++++ SOURCE MATERIAL

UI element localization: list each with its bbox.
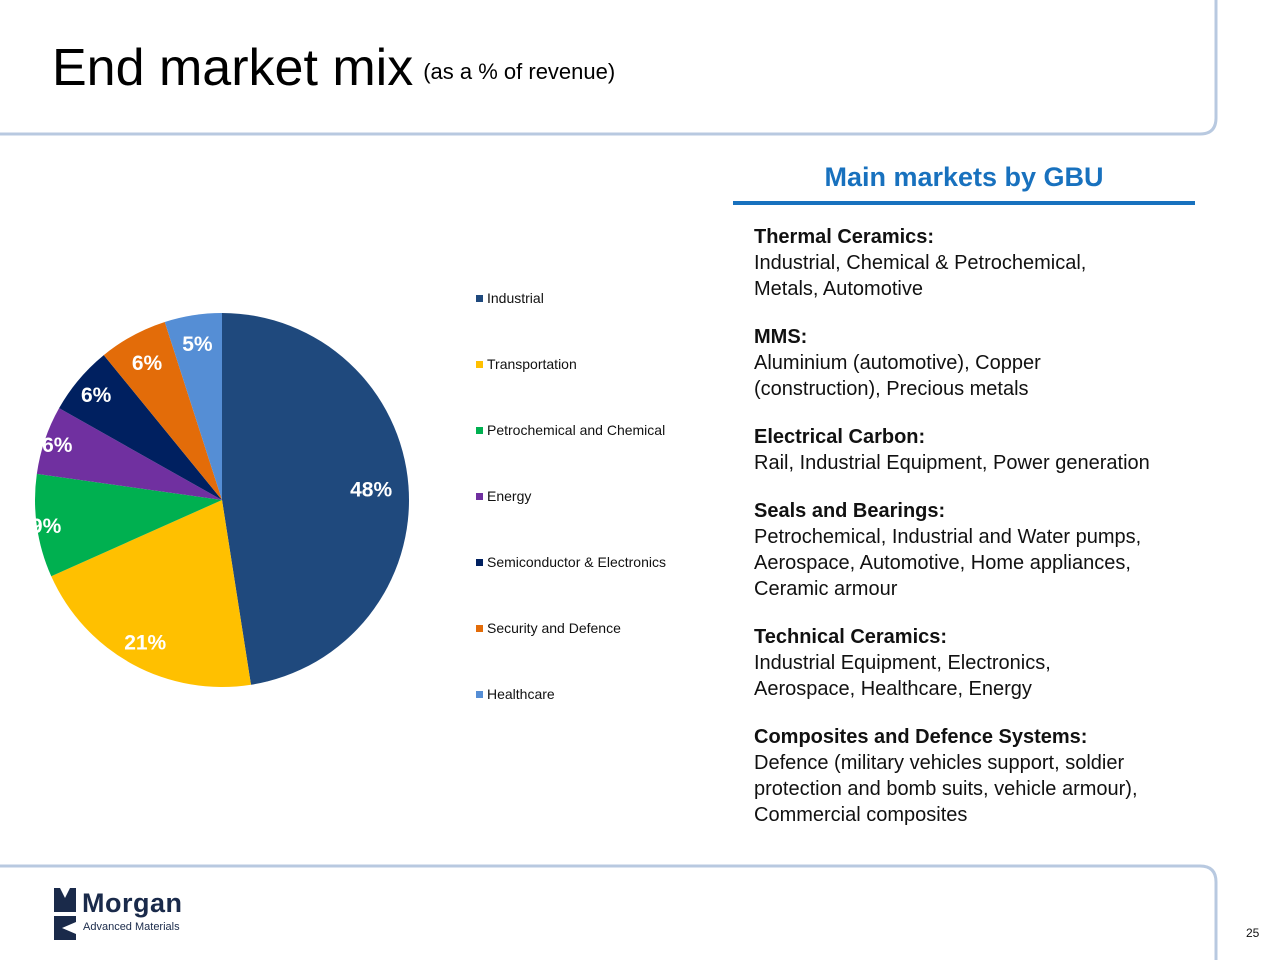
pie-data-label: 5% xyxy=(182,333,213,356)
legend-item: Healthcare xyxy=(476,686,555,702)
gbu-description-line: Industrial, Chemical & Petrochemical, xyxy=(754,252,1087,274)
gbu-description-line: Industrial Equipment, Electronics, xyxy=(754,652,1051,674)
legend-label: Industrial xyxy=(487,290,544,306)
pie-data-label: 6% xyxy=(42,434,73,457)
gbu-description-line: protection and bomb suits, vehicle armou… xyxy=(754,778,1138,800)
pie-data-label: 21% xyxy=(124,631,166,654)
legend-swatch xyxy=(476,427,483,434)
gbu-description-line: Aluminium (automotive), Copper xyxy=(754,352,1041,374)
legend-label: Transportation xyxy=(487,356,577,372)
page-number: 25 xyxy=(1246,926,1260,940)
gbu-item: Composites and Defence Systems: Defence (… xyxy=(754,724,1194,828)
page-subtitle: (as a % of revenue) xyxy=(423,59,616,84)
gbu-description-line: Defence (military vehicles support, sold… xyxy=(754,752,1125,774)
legend-swatch xyxy=(476,691,483,698)
gbu-description-line: Rail, Industrial Equipment, Power genera… xyxy=(754,452,1150,474)
legend-swatch xyxy=(476,559,483,566)
title-text: End market mix xyxy=(52,39,414,97)
gbu-name: Composites and Defence Systems: xyxy=(754,726,1088,748)
gbu-name: Seals and Bearings: xyxy=(754,500,946,522)
legend-item: Transportation xyxy=(476,356,577,372)
legend-label: Petrochemical and Chemical xyxy=(487,422,666,438)
gbu-item: Seals and Bearings: Petrochemical, Indust… xyxy=(754,498,1194,602)
legend-item: Security and Defence xyxy=(476,620,621,636)
gbu-description-line: Aerospace, Automotive, Home appliances, xyxy=(754,552,1131,574)
pie-chart: 48% 21% 9% 6% 6% 6% 5% xyxy=(31,313,409,687)
logo-wordmark: Morgan xyxy=(82,888,183,918)
legend-label: Security and Defence xyxy=(487,620,621,636)
legend-swatch xyxy=(476,625,483,632)
gbu-heading: Main markets by GBU xyxy=(824,162,1104,192)
legend-swatch xyxy=(476,295,483,302)
morgan-logo-icon xyxy=(54,888,76,940)
gbu-description-line: (construction), Precious metals xyxy=(754,378,1029,400)
legend-label: Healthcare xyxy=(487,686,555,702)
pie-slice-petrochemical-and-chemical xyxy=(34,473,223,577)
pie-slice-healthcare xyxy=(164,313,222,500)
legend-item: Energy xyxy=(476,488,531,504)
pie-slice-semiconductor-electronics xyxy=(59,355,223,500)
pie-data-label: 48% xyxy=(350,478,392,501)
gbu-heading-rule xyxy=(733,201,1195,205)
pie-data-label: 9% xyxy=(31,515,62,538)
gbu-description-line: Aerospace, Healthcare, Energy xyxy=(754,678,1032,700)
gbu-description-line: Commercial composites xyxy=(754,804,968,826)
gbu-item: Technical Ceramics: Industrial Equipment,… xyxy=(754,624,1194,702)
gbu-name: Technical Ceramics: xyxy=(754,626,948,648)
gbu-description-line: Ceramic armour xyxy=(754,578,898,600)
legend-item: Petrochemical and Chemical xyxy=(476,422,665,438)
gbu-name: MMS: xyxy=(754,326,808,348)
legend-label: Energy xyxy=(487,488,532,504)
legend-swatch xyxy=(476,493,483,500)
logo-tagline: Advanced Materials xyxy=(83,921,180,933)
gbu-description-line: Petrochemical, Industrial and Water pump… xyxy=(754,526,1142,548)
pie-slice-energy xyxy=(36,408,223,500)
gbu-description-line: Metals, Automotive xyxy=(754,278,923,300)
gbu-item: Thermal Ceramics: Industrial, Chemical & … xyxy=(754,224,1194,302)
pie-data-label: 6% xyxy=(81,384,112,407)
legend-label: Semiconductor & Electronics xyxy=(487,554,666,570)
legend-item: Industrial xyxy=(476,290,544,306)
gbu-name: Electrical Carbon: xyxy=(754,426,926,448)
gbu-name: Thermal Ceramics: xyxy=(754,226,935,248)
pie-slice-transportation xyxy=(51,500,251,687)
legend-swatch xyxy=(476,361,483,368)
pie-data-label: 6% xyxy=(132,352,163,375)
pie-slice-security-and-defence xyxy=(103,321,222,500)
page-title: End market mix (as a % of revenue) xyxy=(52,40,615,100)
legend-item: Semiconductor & Electronics xyxy=(476,554,666,570)
gbu-item: Electrical Carbon: Rail, Industrial Equip… xyxy=(754,424,1194,476)
pie-slice-industrial xyxy=(222,313,409,685)
gbu-list: Thermal Ceramics: Industrial, Chemical & … xyxy=(754,224,1194,850)
gbu-item: MMS: Aluminium (automotive), Copper (const… xyxy=(754,324,1194,402)
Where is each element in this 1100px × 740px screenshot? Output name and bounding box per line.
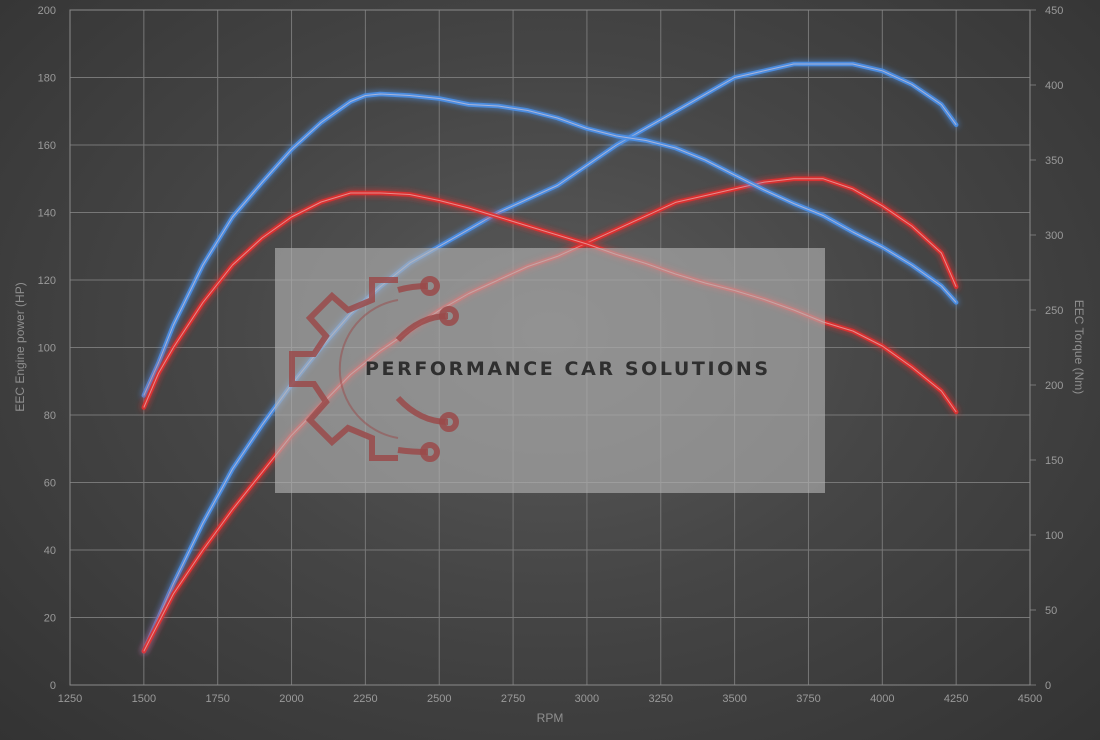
x-axis-title: RPM [537, 711, 564, 725]
y-left-tick-label: 120 [38, 275, 56, 287]
watermark: PERFORMANCE CAR SOLUTIONS [275, 248, 825, 493]
y-right-tick-label: 200 [1045, 380, 1063, 392]
x-tick-label: 2750 [501, 693, 525, 705]
y-axis-left-title: EEC Engine power (HP) [13, 282, 27, 411]
y-left-tick-label: 20 [44, 613, 56, 625]
x-tick-label: 3000 [575, 693, 599, 705]
y-left-tick-label: 200 [38, 5, 56, 17]
y-right-tick-label: 250 [1045, 305, 1063, 317]
watermark-text: PERFORMANCE CAR SOLUTIONS [365, 358, 771, 380]
x-tick-label: 3500 [722, 693, 746, 705]
watermark-panel [275, 248, 825, 493]
x-tick-label: 2500 [427, 693, 451, 705]
y-left-tick-label: 160 [38, 140, 56, 152]
series-line-core [143, 93, 957, 396]
x-tick-label: 4500 [1018, 693, 1042, 705]
y-right-tick-label: 300 [1045, 230, 1063, 242]
plot-frame [69, 9, 1031, 686]
y-right-tick-label: 450 [1045, 5, 1063, 17]
x-tick-label: 1250 [58, 693, 82, 705]
y-right-tick-label: 0 [1045, 680, 1051, 692]
y-left-tick-label: 140 [38, 208, 56, 220]
y-right-tick-label: 350 [1045, 155, 1063, 167]
y-left-tick-label: 40 [44, 545, 56, 557]
x-tick-label: 1500 [132, 693, 156, 705]
y-right-tick-label: 150 [1045, 455, 1063, 467]
y-right-tick-label: 50 [1045, 605, 1057, 617]
y-left-tick-label: 0 [50, 680, 56, 692]
x-tick-label: 4000 [870, 693, 894, 705]
x-tick-label: 2250 [353, 693, 377, 705]
y-axis-right-title: EEC Torque (Nm) [1072, 300, 1086, 394]
y-left-tick-label: 180 [38, 73, 56, 85]
x-tick-label: 3250 [649, 693, 673, 705]
y-left-tick-label: 60 [44, 478, 56, 490]
tick-labels: 1250 1500 1750 2000 2250 2500 2750 3000 3250 3500… [38, 5, 1064, 705]
y-right-tick-label: 100 [1045, 530, 1063, 542]
y-left-tick-label: 80 [44, 410, 56, 422]
x-tick-label: 2000 [279, 693, 303, 705]
y-right-tick-label: 400 [1045, 80, 1063, 92]
x-tick-label: 3750 [796, 693, 820, 705]
gear-circuit-icon [289, 276, 459, 462]
x-tick-label: 1750 [205, 693, 229, 705]
y-left-tick-label: 100 [38, 343, 56, 355]
x-tick-label: 4250 [944, 693, 968, 705]
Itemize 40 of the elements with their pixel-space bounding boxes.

++++++++

GIVEN TASK = Reproduce the lines of the data above verbatim, starting at the line containing "x-axis-title: RPM [537, 711, 564, 725]" and ending at the line containing "x-tick-label: 2750 [501, 693, 525, 705]", with both included.

FINISHED ANSWER =
x-axis-title: RPM [537, 711, 564, 725]
y-left-tick-label: 120 [38, 275, 56, 287]
watermark: PERFORMANCE CAR SOLUTIONS [275, 248, 825, 493]
y-right-tick-label: 200 [1045, 380, 1063, 392]
x-tick-label: 2750 [501, 693, 525, 705]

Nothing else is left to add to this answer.